INSTRUCTIONS TO FOLLOW
Tally the lines in the data below that contain the string "segment", counting case as significant. Give only the number.

EXTRACTED DATA
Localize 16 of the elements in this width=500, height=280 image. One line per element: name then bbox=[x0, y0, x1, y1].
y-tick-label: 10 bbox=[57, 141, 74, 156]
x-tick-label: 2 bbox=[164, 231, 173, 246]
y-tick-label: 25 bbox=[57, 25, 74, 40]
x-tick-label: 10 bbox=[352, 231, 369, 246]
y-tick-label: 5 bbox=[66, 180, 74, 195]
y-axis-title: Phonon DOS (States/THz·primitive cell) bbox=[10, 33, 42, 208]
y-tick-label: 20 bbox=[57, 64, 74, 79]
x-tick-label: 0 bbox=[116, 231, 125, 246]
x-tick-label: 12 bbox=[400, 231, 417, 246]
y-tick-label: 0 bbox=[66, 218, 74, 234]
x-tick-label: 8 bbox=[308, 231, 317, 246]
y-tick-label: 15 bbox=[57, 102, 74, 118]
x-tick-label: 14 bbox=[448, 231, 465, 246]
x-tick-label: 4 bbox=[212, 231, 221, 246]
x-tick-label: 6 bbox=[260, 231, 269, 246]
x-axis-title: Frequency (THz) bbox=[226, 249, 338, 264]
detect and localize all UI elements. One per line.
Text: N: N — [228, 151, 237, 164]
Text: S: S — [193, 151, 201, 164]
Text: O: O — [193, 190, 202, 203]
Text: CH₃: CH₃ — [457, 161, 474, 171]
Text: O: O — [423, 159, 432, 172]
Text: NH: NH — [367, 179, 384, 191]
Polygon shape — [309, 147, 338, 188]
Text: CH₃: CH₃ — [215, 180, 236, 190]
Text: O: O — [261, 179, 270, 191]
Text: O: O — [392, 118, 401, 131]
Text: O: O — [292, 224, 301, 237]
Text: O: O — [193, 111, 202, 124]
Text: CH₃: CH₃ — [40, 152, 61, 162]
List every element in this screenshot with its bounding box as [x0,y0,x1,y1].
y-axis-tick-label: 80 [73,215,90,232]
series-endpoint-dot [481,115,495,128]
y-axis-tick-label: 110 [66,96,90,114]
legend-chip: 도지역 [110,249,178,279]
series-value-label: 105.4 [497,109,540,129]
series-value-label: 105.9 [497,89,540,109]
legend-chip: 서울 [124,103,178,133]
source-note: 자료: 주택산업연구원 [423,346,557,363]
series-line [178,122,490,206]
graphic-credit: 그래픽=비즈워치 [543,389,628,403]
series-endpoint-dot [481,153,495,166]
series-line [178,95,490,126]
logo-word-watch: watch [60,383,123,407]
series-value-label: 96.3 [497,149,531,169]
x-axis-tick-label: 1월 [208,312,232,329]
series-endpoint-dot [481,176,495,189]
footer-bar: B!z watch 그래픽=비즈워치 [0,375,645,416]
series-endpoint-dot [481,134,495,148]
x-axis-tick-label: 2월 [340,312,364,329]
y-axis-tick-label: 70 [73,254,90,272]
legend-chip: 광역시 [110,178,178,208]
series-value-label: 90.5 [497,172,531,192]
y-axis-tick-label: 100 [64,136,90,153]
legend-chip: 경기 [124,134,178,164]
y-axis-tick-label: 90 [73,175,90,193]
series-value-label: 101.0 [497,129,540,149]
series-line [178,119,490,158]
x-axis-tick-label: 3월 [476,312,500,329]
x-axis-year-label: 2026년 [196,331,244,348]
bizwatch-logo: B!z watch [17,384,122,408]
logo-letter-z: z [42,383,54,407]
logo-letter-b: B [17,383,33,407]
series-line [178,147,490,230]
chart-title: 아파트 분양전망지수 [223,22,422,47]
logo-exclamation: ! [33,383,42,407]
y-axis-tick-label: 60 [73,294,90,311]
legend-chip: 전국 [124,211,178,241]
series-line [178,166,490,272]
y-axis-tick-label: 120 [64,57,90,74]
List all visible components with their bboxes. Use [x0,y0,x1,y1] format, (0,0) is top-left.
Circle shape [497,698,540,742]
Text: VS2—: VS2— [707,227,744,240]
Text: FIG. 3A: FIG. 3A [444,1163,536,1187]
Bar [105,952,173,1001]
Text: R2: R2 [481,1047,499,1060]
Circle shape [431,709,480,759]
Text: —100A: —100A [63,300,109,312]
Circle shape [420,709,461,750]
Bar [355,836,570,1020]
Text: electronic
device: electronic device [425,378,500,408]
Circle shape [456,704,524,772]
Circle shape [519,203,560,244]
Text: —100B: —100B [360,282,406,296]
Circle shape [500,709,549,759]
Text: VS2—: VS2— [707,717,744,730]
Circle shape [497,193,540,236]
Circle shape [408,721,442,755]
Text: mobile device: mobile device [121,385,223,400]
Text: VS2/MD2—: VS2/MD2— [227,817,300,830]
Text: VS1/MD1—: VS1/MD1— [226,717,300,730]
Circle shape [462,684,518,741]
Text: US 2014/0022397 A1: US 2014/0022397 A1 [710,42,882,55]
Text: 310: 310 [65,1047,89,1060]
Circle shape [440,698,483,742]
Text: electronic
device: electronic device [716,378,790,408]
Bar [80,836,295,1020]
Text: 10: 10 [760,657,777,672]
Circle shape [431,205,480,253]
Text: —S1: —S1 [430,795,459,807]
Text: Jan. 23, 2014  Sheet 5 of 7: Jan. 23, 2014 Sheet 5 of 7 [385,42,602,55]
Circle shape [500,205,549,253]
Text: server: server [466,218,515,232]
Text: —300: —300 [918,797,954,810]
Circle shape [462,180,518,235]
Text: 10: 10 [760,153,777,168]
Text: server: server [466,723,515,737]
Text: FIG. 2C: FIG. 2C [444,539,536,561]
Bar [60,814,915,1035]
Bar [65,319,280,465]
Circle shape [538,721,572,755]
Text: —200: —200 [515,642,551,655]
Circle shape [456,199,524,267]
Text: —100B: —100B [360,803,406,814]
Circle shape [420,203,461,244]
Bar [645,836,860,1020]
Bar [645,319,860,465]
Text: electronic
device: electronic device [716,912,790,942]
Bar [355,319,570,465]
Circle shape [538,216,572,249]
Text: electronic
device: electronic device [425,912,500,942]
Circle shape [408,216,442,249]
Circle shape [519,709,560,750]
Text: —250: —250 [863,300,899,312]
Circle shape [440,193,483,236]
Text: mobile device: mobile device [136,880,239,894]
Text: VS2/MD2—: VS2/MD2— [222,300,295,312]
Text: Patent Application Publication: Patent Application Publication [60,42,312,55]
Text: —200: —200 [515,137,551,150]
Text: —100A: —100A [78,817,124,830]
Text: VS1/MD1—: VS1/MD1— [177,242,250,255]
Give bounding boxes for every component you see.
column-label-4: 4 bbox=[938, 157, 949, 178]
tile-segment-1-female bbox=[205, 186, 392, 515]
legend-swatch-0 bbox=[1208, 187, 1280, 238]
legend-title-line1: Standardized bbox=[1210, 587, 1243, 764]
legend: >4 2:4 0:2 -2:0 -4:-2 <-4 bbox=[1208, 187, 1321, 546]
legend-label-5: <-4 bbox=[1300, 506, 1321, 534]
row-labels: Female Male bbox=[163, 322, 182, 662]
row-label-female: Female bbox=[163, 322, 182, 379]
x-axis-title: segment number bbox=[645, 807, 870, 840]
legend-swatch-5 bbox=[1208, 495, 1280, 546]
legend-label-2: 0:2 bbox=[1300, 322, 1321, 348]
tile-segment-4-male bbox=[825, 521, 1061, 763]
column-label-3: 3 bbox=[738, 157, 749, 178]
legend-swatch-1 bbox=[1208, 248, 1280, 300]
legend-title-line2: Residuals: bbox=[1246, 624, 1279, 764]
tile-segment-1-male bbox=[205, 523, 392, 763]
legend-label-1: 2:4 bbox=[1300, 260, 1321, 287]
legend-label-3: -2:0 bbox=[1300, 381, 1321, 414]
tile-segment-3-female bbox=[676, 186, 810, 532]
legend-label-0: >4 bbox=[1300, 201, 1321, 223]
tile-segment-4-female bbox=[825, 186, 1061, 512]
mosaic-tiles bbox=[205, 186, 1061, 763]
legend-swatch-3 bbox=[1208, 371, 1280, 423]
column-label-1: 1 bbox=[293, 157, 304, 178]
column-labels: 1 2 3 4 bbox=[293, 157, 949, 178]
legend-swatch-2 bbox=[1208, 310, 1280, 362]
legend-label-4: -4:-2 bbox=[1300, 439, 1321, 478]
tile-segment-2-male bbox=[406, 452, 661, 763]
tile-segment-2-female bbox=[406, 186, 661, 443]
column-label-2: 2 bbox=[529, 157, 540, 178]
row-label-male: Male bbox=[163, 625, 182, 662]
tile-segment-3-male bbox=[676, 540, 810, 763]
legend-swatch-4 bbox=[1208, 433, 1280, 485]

RESPONSE TO THE TASK
9